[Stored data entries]
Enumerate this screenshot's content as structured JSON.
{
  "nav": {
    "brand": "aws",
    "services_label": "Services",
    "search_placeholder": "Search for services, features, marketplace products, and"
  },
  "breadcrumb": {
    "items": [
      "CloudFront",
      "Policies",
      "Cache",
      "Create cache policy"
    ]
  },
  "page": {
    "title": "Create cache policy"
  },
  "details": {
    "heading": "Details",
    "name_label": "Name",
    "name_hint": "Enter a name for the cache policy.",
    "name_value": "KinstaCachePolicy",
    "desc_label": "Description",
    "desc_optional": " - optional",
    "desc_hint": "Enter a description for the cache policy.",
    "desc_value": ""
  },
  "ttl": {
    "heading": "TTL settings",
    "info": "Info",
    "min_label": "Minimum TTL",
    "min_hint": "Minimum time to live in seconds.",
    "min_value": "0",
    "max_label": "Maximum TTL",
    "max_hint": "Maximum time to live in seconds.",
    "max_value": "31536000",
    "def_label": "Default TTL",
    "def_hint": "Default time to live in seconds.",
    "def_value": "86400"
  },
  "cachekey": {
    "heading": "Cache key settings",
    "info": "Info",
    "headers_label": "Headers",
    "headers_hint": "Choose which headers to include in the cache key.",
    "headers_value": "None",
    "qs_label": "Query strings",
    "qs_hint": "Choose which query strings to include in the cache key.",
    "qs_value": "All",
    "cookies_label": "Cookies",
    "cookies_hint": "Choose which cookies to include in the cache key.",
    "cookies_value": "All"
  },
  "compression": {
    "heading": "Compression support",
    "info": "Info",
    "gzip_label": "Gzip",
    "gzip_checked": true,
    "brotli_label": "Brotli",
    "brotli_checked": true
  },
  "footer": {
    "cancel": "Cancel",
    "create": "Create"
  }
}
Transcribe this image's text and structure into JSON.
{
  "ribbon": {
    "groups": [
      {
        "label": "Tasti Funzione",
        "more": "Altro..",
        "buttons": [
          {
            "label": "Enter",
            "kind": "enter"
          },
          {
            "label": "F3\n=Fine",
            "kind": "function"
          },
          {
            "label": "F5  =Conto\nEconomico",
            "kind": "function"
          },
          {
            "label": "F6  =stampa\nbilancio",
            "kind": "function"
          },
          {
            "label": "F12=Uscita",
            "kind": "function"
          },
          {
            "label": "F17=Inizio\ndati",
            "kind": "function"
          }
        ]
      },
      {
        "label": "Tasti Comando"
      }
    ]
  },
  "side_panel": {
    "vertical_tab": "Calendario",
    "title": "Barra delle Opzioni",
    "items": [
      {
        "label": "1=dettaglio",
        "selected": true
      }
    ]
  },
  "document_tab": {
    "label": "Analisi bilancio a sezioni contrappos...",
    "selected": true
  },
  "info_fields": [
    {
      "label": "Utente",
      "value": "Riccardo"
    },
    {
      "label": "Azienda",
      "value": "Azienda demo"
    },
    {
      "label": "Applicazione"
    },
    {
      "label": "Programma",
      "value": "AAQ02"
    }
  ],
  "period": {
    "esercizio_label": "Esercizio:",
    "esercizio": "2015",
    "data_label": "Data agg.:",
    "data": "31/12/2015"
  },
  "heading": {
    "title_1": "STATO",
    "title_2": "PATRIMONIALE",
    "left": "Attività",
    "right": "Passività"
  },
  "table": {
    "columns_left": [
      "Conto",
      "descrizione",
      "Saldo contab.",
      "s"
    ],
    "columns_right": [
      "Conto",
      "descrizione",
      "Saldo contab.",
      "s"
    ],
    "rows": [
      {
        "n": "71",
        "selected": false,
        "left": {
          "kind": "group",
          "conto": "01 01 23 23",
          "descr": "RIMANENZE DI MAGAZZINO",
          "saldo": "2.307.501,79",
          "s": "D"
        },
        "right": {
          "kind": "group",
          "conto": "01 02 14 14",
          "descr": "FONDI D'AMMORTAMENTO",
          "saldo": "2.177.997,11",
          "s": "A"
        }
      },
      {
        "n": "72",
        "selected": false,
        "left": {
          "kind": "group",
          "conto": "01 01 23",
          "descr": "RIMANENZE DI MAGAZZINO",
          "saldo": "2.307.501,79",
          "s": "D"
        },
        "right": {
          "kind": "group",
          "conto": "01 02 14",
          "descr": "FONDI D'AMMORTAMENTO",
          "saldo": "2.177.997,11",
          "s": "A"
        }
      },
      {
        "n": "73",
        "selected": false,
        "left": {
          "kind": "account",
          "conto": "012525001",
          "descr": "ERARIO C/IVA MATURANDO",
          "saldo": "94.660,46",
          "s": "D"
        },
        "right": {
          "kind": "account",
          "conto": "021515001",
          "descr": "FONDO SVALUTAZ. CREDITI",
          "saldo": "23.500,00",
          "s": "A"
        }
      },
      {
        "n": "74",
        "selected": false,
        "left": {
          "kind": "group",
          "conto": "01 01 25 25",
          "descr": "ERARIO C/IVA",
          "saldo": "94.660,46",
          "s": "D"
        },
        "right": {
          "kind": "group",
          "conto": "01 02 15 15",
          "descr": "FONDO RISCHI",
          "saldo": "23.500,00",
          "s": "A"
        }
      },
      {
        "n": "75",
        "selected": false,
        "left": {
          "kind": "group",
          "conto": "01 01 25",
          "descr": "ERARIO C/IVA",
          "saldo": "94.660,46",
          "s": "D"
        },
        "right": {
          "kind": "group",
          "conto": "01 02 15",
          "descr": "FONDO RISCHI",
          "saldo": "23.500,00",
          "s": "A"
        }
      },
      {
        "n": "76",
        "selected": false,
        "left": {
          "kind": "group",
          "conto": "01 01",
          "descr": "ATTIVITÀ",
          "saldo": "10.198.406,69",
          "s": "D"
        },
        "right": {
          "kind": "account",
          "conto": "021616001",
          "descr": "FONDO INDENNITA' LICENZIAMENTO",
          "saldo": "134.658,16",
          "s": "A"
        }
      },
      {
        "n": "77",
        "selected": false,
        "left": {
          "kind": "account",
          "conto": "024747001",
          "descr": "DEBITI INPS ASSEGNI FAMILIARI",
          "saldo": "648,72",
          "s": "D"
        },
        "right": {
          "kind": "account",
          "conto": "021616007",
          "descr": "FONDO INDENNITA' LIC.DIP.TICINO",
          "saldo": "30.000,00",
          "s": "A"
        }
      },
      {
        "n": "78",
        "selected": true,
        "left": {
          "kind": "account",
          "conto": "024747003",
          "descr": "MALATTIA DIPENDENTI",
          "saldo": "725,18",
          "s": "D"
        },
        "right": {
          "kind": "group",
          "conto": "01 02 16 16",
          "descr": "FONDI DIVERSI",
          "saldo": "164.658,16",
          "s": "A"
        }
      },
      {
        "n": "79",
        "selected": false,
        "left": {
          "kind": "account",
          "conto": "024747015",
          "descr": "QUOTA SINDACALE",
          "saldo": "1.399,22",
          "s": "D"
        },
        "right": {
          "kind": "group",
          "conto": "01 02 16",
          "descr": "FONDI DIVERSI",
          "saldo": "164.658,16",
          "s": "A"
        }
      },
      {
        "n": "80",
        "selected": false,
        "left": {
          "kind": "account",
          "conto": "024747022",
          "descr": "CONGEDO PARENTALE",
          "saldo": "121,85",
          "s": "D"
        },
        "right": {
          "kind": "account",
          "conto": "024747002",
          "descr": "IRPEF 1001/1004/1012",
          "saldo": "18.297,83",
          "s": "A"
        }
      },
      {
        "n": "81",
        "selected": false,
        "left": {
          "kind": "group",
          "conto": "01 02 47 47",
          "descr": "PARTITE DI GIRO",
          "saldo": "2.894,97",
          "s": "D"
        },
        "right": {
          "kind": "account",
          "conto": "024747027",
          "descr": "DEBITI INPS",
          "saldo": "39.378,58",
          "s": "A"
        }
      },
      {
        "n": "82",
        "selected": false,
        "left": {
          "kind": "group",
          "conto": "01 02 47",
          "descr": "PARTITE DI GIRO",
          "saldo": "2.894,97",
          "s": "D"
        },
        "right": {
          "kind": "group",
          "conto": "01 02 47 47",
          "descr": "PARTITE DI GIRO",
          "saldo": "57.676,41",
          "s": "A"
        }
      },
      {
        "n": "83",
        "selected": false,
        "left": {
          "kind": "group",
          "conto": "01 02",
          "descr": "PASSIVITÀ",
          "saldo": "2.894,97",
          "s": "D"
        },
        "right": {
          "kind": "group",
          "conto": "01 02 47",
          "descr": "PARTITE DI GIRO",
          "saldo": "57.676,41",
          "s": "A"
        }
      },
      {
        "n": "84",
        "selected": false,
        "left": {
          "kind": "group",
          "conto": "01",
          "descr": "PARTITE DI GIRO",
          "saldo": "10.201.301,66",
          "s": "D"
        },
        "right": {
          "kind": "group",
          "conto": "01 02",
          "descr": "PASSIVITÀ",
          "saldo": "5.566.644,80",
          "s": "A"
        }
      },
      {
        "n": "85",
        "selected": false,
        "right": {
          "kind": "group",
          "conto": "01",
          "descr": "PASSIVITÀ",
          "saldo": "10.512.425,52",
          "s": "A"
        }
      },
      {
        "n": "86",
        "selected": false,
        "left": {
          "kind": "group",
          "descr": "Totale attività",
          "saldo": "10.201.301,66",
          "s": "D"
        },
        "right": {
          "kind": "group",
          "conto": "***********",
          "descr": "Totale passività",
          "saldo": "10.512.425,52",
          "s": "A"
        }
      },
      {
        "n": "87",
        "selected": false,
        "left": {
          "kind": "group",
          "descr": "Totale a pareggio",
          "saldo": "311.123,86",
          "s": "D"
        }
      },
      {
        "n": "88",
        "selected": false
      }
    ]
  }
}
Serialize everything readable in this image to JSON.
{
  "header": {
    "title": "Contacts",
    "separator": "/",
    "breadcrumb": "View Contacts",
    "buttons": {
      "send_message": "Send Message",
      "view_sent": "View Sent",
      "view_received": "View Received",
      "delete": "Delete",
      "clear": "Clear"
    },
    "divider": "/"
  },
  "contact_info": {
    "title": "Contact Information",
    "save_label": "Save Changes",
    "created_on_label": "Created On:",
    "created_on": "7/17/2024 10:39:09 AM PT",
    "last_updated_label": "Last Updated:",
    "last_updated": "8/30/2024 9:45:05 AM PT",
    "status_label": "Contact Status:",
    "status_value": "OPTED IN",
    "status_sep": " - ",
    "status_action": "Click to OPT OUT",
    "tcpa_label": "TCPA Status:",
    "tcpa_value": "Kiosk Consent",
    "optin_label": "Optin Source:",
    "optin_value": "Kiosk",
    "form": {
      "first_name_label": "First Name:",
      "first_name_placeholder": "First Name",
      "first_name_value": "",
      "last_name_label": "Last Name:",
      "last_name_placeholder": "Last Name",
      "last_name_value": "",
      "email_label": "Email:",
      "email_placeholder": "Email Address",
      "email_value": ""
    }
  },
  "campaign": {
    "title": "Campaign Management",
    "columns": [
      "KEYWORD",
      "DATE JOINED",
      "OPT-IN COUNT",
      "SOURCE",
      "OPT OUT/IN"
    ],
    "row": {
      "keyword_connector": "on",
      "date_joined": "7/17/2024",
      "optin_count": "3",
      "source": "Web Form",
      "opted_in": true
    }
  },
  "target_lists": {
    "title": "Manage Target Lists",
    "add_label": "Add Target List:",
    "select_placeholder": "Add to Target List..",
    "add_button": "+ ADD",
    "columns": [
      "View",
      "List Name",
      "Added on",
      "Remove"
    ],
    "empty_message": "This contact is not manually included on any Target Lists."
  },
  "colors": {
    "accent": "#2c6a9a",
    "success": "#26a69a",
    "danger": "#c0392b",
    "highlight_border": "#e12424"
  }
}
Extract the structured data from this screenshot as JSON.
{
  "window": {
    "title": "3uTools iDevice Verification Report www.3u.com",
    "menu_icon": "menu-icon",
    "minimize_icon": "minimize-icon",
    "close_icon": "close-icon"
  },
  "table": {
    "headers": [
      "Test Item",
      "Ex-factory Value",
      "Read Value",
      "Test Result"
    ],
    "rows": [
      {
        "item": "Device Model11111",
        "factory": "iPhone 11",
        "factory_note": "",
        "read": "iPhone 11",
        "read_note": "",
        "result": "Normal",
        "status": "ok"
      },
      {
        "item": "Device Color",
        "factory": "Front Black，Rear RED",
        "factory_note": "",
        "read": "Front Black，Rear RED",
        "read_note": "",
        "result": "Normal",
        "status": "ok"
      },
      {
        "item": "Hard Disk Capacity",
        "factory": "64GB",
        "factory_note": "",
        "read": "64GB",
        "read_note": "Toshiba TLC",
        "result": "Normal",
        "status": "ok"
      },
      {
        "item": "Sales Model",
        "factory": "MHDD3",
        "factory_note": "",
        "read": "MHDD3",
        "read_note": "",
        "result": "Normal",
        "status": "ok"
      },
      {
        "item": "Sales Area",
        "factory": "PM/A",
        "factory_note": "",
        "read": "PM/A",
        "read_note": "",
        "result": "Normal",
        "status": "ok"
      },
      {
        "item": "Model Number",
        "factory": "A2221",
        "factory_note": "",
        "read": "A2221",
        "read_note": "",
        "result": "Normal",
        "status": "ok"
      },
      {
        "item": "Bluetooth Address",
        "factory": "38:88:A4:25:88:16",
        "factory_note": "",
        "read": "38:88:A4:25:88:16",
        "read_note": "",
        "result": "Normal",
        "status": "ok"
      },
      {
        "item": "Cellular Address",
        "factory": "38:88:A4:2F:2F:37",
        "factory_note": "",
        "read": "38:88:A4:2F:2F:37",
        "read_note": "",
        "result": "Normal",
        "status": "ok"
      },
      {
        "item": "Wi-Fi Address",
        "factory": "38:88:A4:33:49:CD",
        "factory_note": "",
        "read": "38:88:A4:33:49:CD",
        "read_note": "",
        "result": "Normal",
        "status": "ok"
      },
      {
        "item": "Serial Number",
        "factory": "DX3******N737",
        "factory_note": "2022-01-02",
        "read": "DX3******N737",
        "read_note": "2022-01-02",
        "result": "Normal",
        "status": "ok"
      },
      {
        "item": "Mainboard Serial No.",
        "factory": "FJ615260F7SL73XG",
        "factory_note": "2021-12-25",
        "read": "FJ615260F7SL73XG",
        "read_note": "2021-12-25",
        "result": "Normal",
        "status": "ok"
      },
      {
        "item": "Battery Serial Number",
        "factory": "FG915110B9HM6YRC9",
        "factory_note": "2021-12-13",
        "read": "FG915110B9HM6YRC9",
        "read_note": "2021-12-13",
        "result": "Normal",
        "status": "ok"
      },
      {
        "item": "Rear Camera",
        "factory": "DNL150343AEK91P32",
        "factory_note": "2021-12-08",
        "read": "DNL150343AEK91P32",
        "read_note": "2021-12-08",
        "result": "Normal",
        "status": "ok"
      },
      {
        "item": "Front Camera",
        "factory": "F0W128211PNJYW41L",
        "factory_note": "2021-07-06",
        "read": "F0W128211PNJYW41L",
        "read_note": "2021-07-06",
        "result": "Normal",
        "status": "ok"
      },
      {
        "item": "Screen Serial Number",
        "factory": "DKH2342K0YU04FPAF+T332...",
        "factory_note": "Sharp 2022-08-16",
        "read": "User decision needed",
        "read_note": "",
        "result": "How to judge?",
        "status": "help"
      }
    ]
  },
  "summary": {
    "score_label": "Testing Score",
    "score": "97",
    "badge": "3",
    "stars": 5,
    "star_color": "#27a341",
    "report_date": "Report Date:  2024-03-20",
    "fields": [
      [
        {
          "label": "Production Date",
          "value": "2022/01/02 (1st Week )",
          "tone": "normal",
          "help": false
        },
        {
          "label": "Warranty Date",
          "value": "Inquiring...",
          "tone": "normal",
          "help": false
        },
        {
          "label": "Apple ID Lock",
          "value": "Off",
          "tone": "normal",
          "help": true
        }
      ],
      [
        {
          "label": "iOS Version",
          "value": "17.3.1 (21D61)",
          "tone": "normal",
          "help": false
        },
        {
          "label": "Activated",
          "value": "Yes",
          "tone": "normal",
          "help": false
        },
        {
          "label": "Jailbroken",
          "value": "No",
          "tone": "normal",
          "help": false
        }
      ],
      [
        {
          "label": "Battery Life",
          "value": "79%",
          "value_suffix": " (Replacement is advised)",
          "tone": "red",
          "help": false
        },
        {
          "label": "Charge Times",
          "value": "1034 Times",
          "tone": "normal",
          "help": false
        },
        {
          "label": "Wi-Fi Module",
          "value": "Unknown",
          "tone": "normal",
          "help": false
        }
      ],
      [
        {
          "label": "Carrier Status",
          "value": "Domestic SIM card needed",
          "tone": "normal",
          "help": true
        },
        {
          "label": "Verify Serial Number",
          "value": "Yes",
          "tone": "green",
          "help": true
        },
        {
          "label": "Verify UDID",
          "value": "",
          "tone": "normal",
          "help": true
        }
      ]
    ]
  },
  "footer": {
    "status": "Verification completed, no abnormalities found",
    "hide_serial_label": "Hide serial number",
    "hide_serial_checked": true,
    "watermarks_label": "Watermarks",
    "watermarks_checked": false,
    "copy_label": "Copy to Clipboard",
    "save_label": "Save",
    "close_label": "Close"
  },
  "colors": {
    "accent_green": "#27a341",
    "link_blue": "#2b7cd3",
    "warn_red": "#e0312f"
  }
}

**BRIEF**:
Return each full line of the entries that contains the word "screenshot".

**WRITTEN RESPONSE**:
Enumerate this screenshot's content as structured JSON.
Extract the structured data from this screenshot as JSON.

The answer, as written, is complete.